## WORK TO COMPLETE
Retype each entry below exactly as it stands.

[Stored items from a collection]
<<<<

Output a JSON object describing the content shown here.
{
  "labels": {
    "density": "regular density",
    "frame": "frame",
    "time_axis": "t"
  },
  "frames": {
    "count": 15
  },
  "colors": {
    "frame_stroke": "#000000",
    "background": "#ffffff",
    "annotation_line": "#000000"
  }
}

>>>>

## COMPLETED EXERCISE
Output a JSON object describing the content shown here.
{
  "labels": {
    "density": "regular density",
    "frame": "frame",
    "time_axis": "t"
  },
  "frames": {
    "count": 15
  },
  "colors": {
    "frame_stroke": "#000000",
    "background": "#ffffff",
    "annotation_line": "#000000"
  }
}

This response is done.